— start EXERCISE INPUTS —

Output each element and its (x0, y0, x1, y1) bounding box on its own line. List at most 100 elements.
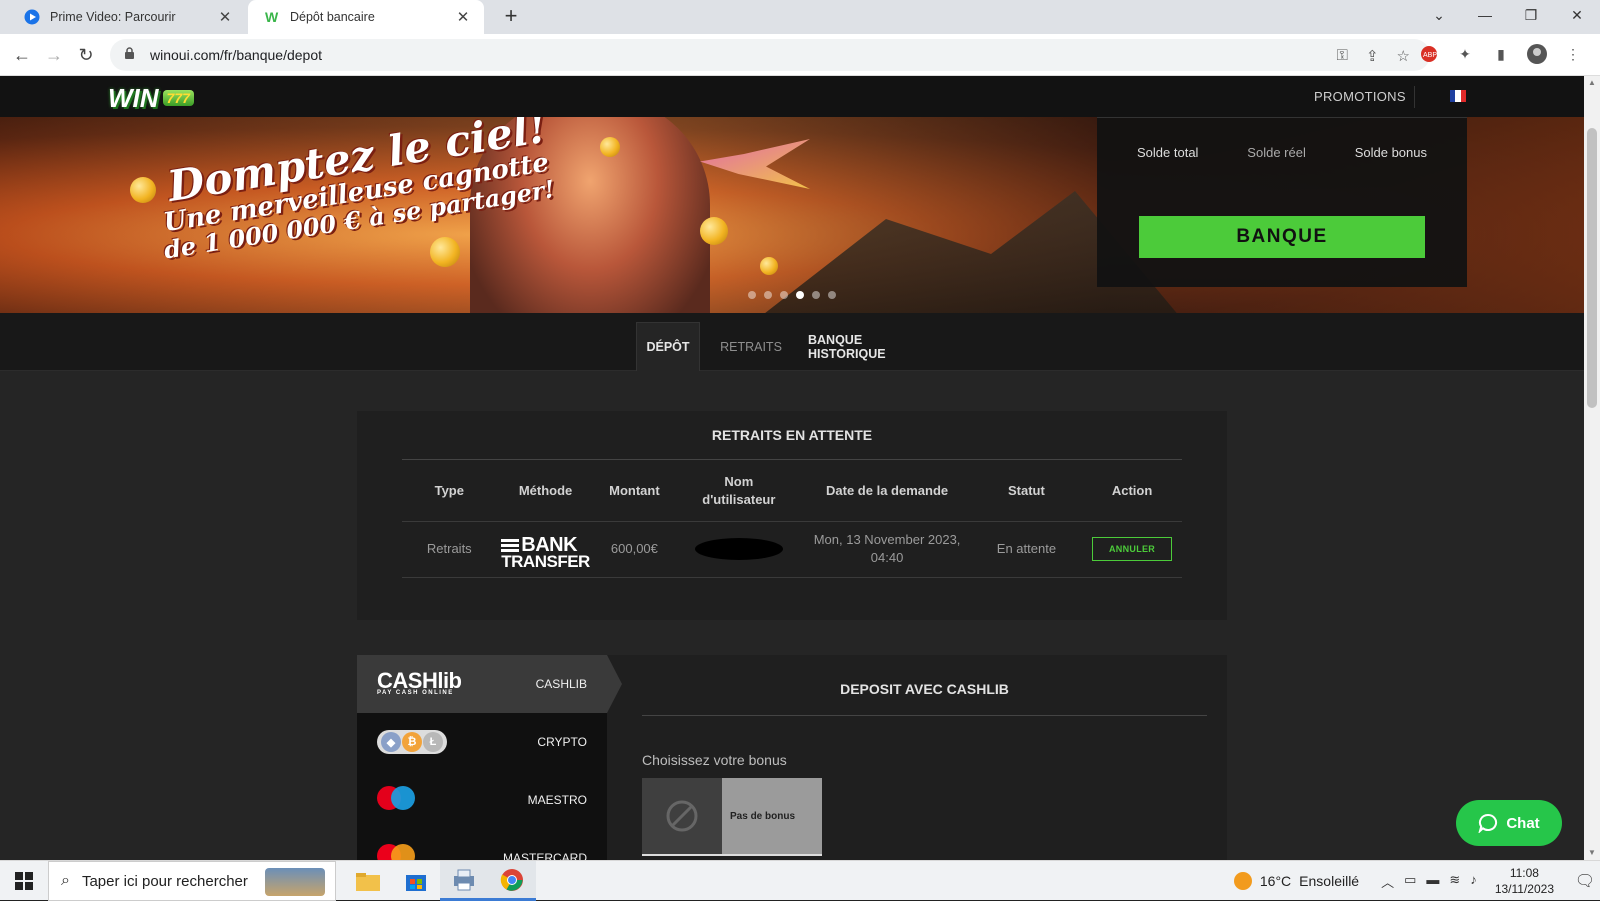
new-tab-button[interactable]: + (498, 4, 524, 30)
cell-username (674, 521, 804, 578)
method-cashlib[interactable]: CASHlib PAY CASH ONLINE CASHLIB (357, 655, 622, 713)
france-flag-icon[interactable] (1450, 90, 1466, 102)
notifications-icon[interactable]: 🗨 (1570, 861, 1600, 901)
method-crypto[interactable]: ◆ ₿ Ł CRYPTO (357, 713, 607, 771)
printer-app-icon[interactable] (440, 861, 488, 901)
close-tab-icon[interactable]: ✕ (454, 8, 472, 26)
column-header: Méthode (496, 461, 595, 522)
cancel-withdrawal-button[interactable]: ANNULER (1092, 537, 1173, 561)
nav-promotions-link[interactable]: PROMOTIONS (1314, 89, 1406, 104)
extensions-area: ABP ✦ ▮ ⋮ (1418, 43, 1584, 65)
meet-icon[interactable]: ▭ (1404, 872, 1416, 891)
carousel-dot[interactable] (764, 291, 772, 299)
coin-icon (430, 237, 460, 267)
close-tab-icon[interactable]: ✕ (216, 8, 234, 26)
sun-icon (1233, 872, 1252, 890)
puzzle-icon[interactable]: ✦ (1454, 43, 1476, 65)
chat-label: Chat (1506, 814, 1540, 832)
key-icon[interactable]: ⚿ (1337, 47, 1348, 65)
chrome-icon[interactable] (488, 861, 536, 901)
browser-tab-depot[interactable]: W Dépôt bancaire ✕ (248, 0, 484, 34)
cell-action: ANNULER (1082, 521, 1182, 578)
method-label: CASHLIB (535, 677, 587, 691)
profile-avatar-icon[interactable] (1526, 43, 1548, 65)
chat-button[interactable]: Chat (1456, 800, 1562, 846)
column-header: Type (402, 461, 497, 522)
table-row: Retraits BANK TRANSFER 600,00€ Mon, 13 N… (402, 521, 1182, 578)
no-bonus-icon (642, 778, 722, 854)
column-header: Date de la demande (803, 461, 971, 522)
tab-search-icon[interactable]: ⌄ (1416, 0, 1462, 30)
method-maestro[interactable]: MAESTRO (357, 771, 607, 829)
carousel-dot[interactable] (780, 291, 788, 299)
status-badge: En attente (970, 521, 1083, 578)
tab-depot[interactable]: DÉPÔT (636, 322, 700, 371)
balance-labels: Solde total Solde réel Solde bonus (1137, 145, 1427, 160)
minimize-icon[interactable]: — (1462, 0, 1508, 30)
search-placeholder: Taper ici pour rechercher (81, 872, 248, 890)
bank-tabs: DÉPÔT RETRAITS BANQUE HISTORIQUE (0, 313, 1584, 371)
carousel-dot-active[interactable] (796, 291, 804, 299)
bank-button[interactable]: BANQUE (1139, 216, 1425, 258)
mastercard-icon (377, 844, 417, 860)
tab-title: Prime Video: Parcourir (50, 10, 176, 24)
bonus-option-none[interactable]: Pas de bonus (642, 778, 822, 856)
search-highlight-image (265, 868, 325, 896)
scrollbar-thumb[interactable] (1587, 128, 1597, 408)
file-explorer-icon[interactable] (344, 861, 392, 901)
taskbar-search-input[interactable]: ⌕ Taper ici pour rechercher (48, 861, 336, 901)
promo-banner[interactable]: Domptez le ciel! Une merveilleuse cagnot… (0, 117, 1584, 313)
method-label: MAESTRO (527, 793, 587, 807)
page-content: WIN 777 PROMOTIONS Domptez le ciel! Une … (0, 76, 1584, 860)
carousel-dot[interactable] (828, 291, 836, 299)
search-icon: ⌕ (61, 872, 70, 889)
address-bar: ← → ↻ winoui.com/fr/banque/depot ⚿ ⇪ ☆ A… (0, 34, 1600, 76)
cell-date: Mon, 13 November 2023, 04:40 (803, 521, 971, 578)
column-header: Action (1082, 461, 1182, 522)
scroll-up-icon[interactable]: ▲ (1584, 76, 1600, 90)
adblock-icon[interactable]: ABP (1418, 43, 1440, 65)
window-controls: ⌄ — ❐ ✕ (1416, 0, 1600, 34)
url-input[interactable]: winoui.com/fr/banque/depot (110, 39, 1430, 71)
share-icon[interactable]: ⇪ (1366, 47, 1379, 65)
cell-amount: 600,00€ (594, 521, 675, 578)
windows-start-icon[interactable] (0, 861, 48, 901)
browser-tab-prime-video[interactable]: Prime Video: Parcourir ✕ (8, 0, 246, 34)
tab-retraits[interactable]: RETRAITS (716, 322, 786, 371)
weather-temp: 16°C (1259, 873, 1292, 889)
taskbar-clock[interactable]: 11:08 13/11/2023 (1495, 865, 1554, 897)
column-header: Montant (594, 461, 675, 522)
url-text: winoui.com/fr/banque/depot (150, 47, 322, 63)
carousel-dot[interactable] (748, 291, 756, 299)
windows-taskbar: ⌕ Taper ici pour rechercher 16°C Ensolei… (0, 860, 1600, 901)
coin-icon (760, 257, 778, 275)
chevron-up-icon[interactable]: ︿ (1381, 872, 1394, 891)
clock-time: 11:08 (1509, 865, 1539, 880)
bookmark-star-icon[interactable]: ☆ (1397, 47, 1410, 65)
prime-video-icon (24, 9, 40, 25)
wifi-icon[interactable]: ≋ (1449, 872, 1460, 891)
ms-store-icon[interactable] (392, 861, 440, 901)
method-mastercard[interactable]: MASTERCARD (357, 829, 607, 860)
side-panel-icon[interactable]: ▮ (1490, 43, 1512, 65)
reload-icon[interactable]: ↻ (74, 43, 98, 67)
weather-desc: Ensoleillé (1299, 873, 1360, 889)
page-scrollbar[interactable]: ▲ ▼ (1584, 76, 1600, 860)
site-logo[interactable]: WIN 777 (108, 82, 194, 114)
carousel-dots (748, 291, 836, 299)
forward-icon[interactable]: → (42, 43, 66, 67)
tab-banque-historique[interactable]: BANQUE HISTORIQUE (808, 322, 938, 371)
carousel-dot[interactable] (812, 291, 820, 299)
winoui-icon: W (264, 9, 280, 25)
balance-panel: Solde total Solde réel Solde bonus BANQU… (1097, 117, 1467, 287)
scroll-down-icon[interactable]: ▼ (1584, 846, 1600, 860)
system-tray: 16°C Ensoleillé ︿ ▭ ▬ ≋ ♪ 11:08 13/11/20… (1233, 861, 1600, 901)
back-icon[interactable]: ← (10, 43, 34, 67)
menu-kebab-icon[interactable]: ⋮ (1562, 43, 1584, 65)
battery-icon[interactable]: ▬ (1426, 872, 1439, 891)
volume-icon[interactable]: ♪ (1470, 872, 1477, 891)
close-window-icon[interactable]: ✕ (1554, 0, 1600, 30)
total-balance-label: Solde total (1137, 145, 1199, 160)
restore-icon[interactable]: ❐ (1508, 0, 1554, 30)
weather-widget[interactable]: 16°C Ensoleillé (1233, 872, 1360, 890)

— end EXERCISE INPUTS —

### WRITTEN REQUEST
Output every line of the entries above as a JSON list of strings, one string per line, with blank lines left out. Leave out the pictures.

### SOLUTION
[
  "Output each element and its (x0, y0, x1, y1) bounding box on its own line. List at most 100 elements.",
  "new-tab-button[interactable]: + (498, 4, 524, 30)",
  "cell-username (674, 521, 804, 578)",
  "method-cashlib[interactable]: CASHlib PAY CASH ONLINE CASHLIB (357, 655, 622, 713)",
  "france-flag-icon[interactable] (1450, 90, 1466, 102)",
  "notifications-icon[interactable]: 🗨 (1570, 861, 1600, 901)",
  "method-crypto[interactable]: ◆ ₿ Ł CRYPTO (357, 713, 607, 771)",
  "printer-app-icon[interactable] (440, 861, 488, 901)",
  "close-tab-icon[interactable]: ✕ (454, 8, 472, 26)",
  "column-header: Méthode (496, 461, 595, 522)",
  "cancel-withdrawal-button[interactable]: ANNULER (1092, 537, 1173, 561)",
  "nav-promotions-link[interactable]: PROMOTIONS (1314, 89, 1406, 104)",
  "extensions-area: ABP ✦ ▮ ⋮ (1418, 43, 1584, 65)",
  "meet-icon[interactable]: ▭ (1404, 872, 1416, 891)",
  "carousel-dot[interactable] (764, 291, 772, 299)",
  "coin-icon (430, 237, 460, 267)",
  "close-tab-icon[interactable]: ✕ (216, 8, 234, 26)",
  "sun-icon (1233, 872, 1252, 890)",
  "puzzle-icon[interactable]: ✦ (1454, 43, 1476, 65)",
  "chat-label: Chat (1506, 814, 1540, 832)",
  "key-icon[interactable]: ⚿ (1337, 47, 1348, 65)",
  "chrome-icon[interactable] (488, 861, 536, 901)",
  "browser-tab-depot[interactable]: W Dépôt bancaire ✕ (248, 0, 484, 34)",
  "cell-action: ANNULER (1082, 521, 1182, 578)",
  "method-label: CASHLIB (535, 677, 587, 691)",
  "profile-avatar-icon[interactable] (1526, 43, 1548, 65)",
  "chat-button[interactable]: Chat (1456, 800, 1562, 846)",
  "column-header: Type (402, 461, 497, 522)",
  "table-row: Retraits BANK TRANSFER 600,00€ Mon, 13 N… (402, 521, 1182, 578)",
  "no-bonus-icon (642, 778, 722, 854)",
  "column-header: Date de la demande (803, 461, 971, 522)",
  "tab-search-icon[interactable]: ⌄ (1416, 0, 1462, 30)",
  "method-maestro[interactable]: MAESTRO (357, 771, 607, 829)",
  "carousel-dot[interactable] (780, 291, 788, 299)",
  "status-badge: En attente (970, 521, 1083, 578)",
  "tab-depot[interactable]: DÉPÔT (636, 322, 700, 371)",
  "balance-labels: Solde total Solde réel Solde bonus (1137, 145, 1427, 160)",
  "minimize-icon[interactable]: — (1462, 0, 1508, 30)",
  "search-placeholder: Taper ici pour rechercher (81, 872, 248, 890)",
  "bank-tabs: DÉPÔT RETRAITS BANQUE HISTORIQUE (0, 313, 1584, 371)",
  "carousel-dot-active[interactable] (796, 291, 804, 299)",
  "bank-button[interactable]: BANQUE (1139, 216, 1425, 258)",
  "mastercard-icon (377, 844, 417, 860)",
  "tab-title: Prime Video: Parcourir (50, 10, 176, 24)",
  "bonus-option-none[interactable]: Pas de bonus (642, 778, 822, 856)",
  "search-highlight-image (265, 868, 325, 896)",
  "scrollbar-thumb[interactable] (1587, 128, 1597, 408)",
  "file-explorer-icon[interactable] (344, 861, 392, 901)",
  "taskbar-search-input[interactable]: ⌕ Taper ici pour rechercher (48, 861, 336, 901)",
  "promo-banner[interactable]: Domptez le ciel! Une merveilleuse cagnot… (0, 117, 1584, 313)",
  "method-label: MAESTRO (527, 793, 587, 807)",
  "page-content: WIN 777 PROMOTIONS Domptez le ciel! Une … (0, 76, 1584, 860)",
  "carousel-dot[interactable] (828, 291, 836, 299)",
  "search-icon: ⌕ (61, 872, 70, 889)",
  "address-bar: ← → ↻ winoui.com/fr/banque/depot ⚿ ⇪ ☆ A… (0, 34, 1600, 76)",
  "cell-date: Mon, 13 November 2023, 04:40 (803, 521, 971, 578)",
  "column-header: Action (1082, 461, 1182, 522)",
  "scroll-up-icon[interactable]: ▲ (1584, 76, 1600, 90)",
  "adblock-icon[interactable]: ABP (1418, 43, 1440, 65)",
  "window-controls: ⌄ — ❐ ✕ (1416, 0, 1600, 34)",
  "url-input[interactable]: winoui.com/fr/banque/depot (110, 39, 1430, 71)",
  "share-icon[interactable]: ⇪ (1366, 47, 1379, 65)",
  "cell-amount: 600,00€ (594, 521, 675, 578)",
  "windows-start-icon[interactable] (0, 861, 48, 901)",
  "browser-tab-prime-video[interactable]: Prime Video: Parcourir ✕ (8, 0, 246, 34)",
  "tab-retraits[interactable]: RETRAITS (716, 322, 786, 371)",
  "weather-temp: 16°C (1259, 873, 1292, 889)",
  "taskbar-clock[interactable]: 11:08 13/11/2023 (1495, 865, 1554, 897)",
  "column-header: Montant (594, 461, 675, 522)",
  "url-text: winoui.com/fr/banque/depot (150, 47, 322, 63)",
  "carousel-dot[interactable] (748, 291, 756, 299)",
  "windows-taskbar: ⌕ Taper ici pour rechercher 16°C Ensolei… (0, 860, 1600, 901)",
  "coin-icon (760, 257, 778, 275)",
  "chevron-up-icon[interactable]: ︿ (1381, 872, 1394, 891)",
  "clock-time: 11:08 (1509, 865, 1539, 880)",
  "bookmark-star-icon[interactable]: ☆ (1397, 47, 1410, 65)",
  "prime-video-icon (24, 9, 40, 25)",
  "wifi-icon[interactable]: ≋ (1449, 872, 1460, 891)",
  "ms-store-icon[interactable] (392, 861, 440, 901)",
  "method-mastercard[interactable]: MASTERCARD (357, 829, 607, 860)",
  "side-panel-icon[interactable]: ▮ (1490, 43, 1512, 65)",
  "reload-icon[interactable]: ↻ (74, 43, 98, 67)",
  "weather-desc: Ensoleillé (1299, 873, 1360, 889)",
  "page-scrollbar[interactable]: ▲ ▼ (1584, 76, 1600, 860)",
  "site-logo[interactable]: WIN 777 (108, 82, 194, 114)",
  "carousel-dots (748, 291, 836, 299)",
  "forward-icon[interactable]: → (42, 43, 66, 67)",
  "tab-banque-historique[interactable]: BANQUE HISTORIQUE (808, 322, 938, 371)",
  "carousel-dot[interactable] (812, 291, 820, 299)",
  "winoui-icon: W (264, 9, 280, 25)",
  "balance-panel: Solde total Solde réel Solde bonus BANQU… (1097, 117, 1467, 287)",
  "scroll-down-icon[interactable]: ▼ (1584, 846, 1600, 860)",
  "system-tray: 16°C Ensoleillé ︿ ▭ ▬ ≋ ♪ 11:08 13/11/20… (1233, 861, 1600, 901)",
  "back-icon[interactable]: ← (10, 43, 34, 67)",
  "menu-kebab-icon[interactable]: ⋮ (1562, 43, 1584, 65)",
  "battery-icon[interactable]: ▬ (1426, 872, 1439, 891)",
  "volume-icon[interactable]: ♪ (1470, 872, 1477, 891)",
  "close-window-icon[interactable]: ✕ (1554, 0, 1600, 30)",
  "total-balance-label: Solde total (1137, 145, 1199, 160)",
  "restore-icon[interactable]: ❐ (1508, 0, 1554, 30)",
  "weather-widget[interactable]: 16°C Ensoleillé (1233, 872, 1360, 890)"
]